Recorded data
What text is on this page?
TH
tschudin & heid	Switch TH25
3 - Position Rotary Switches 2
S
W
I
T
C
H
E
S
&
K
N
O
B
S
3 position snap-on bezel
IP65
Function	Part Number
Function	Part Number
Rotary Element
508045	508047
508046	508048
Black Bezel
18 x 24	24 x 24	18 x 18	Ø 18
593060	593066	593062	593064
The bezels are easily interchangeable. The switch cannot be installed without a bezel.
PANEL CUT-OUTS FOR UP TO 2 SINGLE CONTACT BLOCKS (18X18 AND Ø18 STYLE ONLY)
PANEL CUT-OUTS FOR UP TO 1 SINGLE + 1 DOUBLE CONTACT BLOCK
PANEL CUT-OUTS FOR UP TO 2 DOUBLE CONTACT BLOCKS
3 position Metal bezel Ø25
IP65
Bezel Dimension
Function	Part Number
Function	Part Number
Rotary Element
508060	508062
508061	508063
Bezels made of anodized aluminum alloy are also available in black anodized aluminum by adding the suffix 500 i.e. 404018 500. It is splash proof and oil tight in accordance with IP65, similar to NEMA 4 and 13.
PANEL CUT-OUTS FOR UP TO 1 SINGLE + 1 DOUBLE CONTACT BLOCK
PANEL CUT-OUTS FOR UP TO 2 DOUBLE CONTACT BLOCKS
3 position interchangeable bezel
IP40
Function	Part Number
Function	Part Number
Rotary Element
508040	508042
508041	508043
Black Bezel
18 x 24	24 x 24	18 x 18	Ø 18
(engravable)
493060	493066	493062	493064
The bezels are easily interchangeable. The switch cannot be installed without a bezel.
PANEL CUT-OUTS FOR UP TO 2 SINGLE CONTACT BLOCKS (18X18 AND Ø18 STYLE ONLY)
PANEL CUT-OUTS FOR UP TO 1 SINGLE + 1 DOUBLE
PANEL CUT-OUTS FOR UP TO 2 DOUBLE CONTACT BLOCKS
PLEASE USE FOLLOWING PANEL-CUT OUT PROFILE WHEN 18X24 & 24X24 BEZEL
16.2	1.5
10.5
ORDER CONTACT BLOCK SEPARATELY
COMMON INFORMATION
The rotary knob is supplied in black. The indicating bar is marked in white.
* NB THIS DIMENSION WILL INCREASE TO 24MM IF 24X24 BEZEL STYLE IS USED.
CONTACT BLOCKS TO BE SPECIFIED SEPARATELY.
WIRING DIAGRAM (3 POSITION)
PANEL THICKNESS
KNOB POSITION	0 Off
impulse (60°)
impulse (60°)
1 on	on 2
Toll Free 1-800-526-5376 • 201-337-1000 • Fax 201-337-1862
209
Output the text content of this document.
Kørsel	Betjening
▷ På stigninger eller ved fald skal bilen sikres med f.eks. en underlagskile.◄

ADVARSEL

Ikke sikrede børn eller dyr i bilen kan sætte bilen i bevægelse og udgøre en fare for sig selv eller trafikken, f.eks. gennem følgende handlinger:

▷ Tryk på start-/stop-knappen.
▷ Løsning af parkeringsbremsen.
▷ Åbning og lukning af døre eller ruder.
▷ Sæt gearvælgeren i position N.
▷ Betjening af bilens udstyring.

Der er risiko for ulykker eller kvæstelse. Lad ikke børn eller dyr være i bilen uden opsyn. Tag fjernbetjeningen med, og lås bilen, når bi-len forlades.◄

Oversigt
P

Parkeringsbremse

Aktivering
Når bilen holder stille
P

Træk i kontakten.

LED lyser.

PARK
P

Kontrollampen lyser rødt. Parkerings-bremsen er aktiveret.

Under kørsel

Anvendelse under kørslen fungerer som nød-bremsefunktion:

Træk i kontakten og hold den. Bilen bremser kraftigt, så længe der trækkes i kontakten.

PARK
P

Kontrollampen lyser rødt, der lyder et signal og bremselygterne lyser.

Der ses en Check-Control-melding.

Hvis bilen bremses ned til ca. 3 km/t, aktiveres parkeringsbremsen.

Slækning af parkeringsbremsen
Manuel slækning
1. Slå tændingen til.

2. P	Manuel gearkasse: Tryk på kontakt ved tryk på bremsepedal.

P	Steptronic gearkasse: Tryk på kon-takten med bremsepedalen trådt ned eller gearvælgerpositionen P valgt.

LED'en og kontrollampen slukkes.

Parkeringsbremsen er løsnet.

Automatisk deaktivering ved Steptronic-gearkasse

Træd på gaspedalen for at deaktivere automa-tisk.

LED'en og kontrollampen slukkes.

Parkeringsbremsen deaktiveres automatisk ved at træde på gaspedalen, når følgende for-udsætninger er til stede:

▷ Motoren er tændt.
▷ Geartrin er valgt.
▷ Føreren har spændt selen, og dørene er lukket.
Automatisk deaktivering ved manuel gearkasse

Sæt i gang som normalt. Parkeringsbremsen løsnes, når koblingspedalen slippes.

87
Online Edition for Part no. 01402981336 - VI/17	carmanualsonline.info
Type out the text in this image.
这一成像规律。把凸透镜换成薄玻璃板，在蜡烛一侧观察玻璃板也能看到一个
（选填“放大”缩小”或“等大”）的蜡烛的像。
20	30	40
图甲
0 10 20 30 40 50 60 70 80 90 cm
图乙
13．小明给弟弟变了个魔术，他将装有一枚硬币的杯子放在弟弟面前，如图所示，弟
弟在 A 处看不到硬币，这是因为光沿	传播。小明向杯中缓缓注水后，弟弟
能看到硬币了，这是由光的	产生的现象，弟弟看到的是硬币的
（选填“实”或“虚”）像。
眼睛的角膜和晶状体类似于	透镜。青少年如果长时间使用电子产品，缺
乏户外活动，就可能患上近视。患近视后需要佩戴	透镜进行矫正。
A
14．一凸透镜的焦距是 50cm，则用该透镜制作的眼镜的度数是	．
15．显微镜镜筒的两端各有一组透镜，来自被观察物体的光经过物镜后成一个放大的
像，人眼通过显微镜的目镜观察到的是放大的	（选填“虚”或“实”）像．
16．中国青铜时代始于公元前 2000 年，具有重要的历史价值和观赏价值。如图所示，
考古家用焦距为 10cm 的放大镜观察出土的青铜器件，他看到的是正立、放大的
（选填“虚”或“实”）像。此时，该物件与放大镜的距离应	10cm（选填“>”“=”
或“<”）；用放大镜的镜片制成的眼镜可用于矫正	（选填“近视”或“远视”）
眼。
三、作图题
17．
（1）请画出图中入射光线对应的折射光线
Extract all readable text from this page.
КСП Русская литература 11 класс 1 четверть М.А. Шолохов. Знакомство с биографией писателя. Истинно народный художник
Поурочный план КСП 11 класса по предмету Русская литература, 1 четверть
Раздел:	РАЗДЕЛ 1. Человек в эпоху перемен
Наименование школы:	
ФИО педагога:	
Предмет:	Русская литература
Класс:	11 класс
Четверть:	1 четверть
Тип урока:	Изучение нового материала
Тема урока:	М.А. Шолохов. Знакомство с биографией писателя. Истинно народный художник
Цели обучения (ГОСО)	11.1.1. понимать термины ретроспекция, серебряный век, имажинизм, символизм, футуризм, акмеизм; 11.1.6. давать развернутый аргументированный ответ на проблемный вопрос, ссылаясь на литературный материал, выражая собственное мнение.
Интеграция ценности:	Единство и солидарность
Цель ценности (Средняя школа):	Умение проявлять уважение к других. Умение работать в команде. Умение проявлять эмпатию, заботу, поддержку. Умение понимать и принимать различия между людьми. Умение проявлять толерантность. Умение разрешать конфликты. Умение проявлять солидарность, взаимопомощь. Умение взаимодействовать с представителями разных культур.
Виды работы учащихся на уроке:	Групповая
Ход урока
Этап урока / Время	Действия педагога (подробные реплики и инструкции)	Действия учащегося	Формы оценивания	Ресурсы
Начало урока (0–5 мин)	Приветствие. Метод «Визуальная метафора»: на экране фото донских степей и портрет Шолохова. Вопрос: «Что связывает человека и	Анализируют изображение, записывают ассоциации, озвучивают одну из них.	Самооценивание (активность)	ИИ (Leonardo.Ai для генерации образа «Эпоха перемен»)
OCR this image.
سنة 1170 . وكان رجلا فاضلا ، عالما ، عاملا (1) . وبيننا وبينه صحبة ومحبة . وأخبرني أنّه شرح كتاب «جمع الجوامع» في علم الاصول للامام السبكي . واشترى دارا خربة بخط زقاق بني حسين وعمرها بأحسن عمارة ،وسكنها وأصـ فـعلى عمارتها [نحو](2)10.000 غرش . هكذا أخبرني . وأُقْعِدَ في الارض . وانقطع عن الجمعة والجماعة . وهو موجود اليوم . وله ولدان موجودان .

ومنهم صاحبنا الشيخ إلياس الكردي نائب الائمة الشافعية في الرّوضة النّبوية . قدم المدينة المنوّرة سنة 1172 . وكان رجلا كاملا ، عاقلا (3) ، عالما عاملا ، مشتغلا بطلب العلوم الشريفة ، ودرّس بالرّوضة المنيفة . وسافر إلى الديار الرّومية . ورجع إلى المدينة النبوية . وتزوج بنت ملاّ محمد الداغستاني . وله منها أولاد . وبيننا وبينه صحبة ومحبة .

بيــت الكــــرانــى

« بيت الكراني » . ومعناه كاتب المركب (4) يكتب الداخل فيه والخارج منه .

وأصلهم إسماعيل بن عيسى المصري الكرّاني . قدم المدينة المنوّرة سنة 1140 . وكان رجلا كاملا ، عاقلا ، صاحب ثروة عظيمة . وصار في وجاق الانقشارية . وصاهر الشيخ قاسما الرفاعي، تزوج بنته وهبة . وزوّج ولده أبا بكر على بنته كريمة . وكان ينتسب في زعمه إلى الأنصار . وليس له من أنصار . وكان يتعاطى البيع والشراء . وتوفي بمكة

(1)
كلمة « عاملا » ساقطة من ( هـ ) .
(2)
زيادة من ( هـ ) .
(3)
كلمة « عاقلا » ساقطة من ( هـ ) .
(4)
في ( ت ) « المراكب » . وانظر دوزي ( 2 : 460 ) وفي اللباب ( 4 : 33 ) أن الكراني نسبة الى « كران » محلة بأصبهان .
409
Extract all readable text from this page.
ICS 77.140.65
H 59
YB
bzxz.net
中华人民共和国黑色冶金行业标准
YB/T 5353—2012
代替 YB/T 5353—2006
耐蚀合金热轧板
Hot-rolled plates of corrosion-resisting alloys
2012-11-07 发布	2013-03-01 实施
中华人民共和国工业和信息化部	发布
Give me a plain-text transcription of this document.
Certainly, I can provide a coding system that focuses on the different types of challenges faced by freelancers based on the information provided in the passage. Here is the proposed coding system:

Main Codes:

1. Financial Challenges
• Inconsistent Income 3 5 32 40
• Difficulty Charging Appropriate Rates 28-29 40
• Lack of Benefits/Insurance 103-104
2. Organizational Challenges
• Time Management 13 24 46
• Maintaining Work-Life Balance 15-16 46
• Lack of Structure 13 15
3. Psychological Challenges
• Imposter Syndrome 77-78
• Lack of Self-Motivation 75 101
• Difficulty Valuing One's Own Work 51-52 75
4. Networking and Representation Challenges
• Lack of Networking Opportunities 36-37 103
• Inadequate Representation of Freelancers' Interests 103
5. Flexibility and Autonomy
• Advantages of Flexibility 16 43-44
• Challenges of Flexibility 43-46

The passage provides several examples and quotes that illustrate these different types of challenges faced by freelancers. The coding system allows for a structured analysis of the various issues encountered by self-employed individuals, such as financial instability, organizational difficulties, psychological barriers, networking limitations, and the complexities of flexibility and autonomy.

_Exercise task_
Work out how many lines in the records above contain the word "الكراني", and give only that number.

_Answer to the problem_
2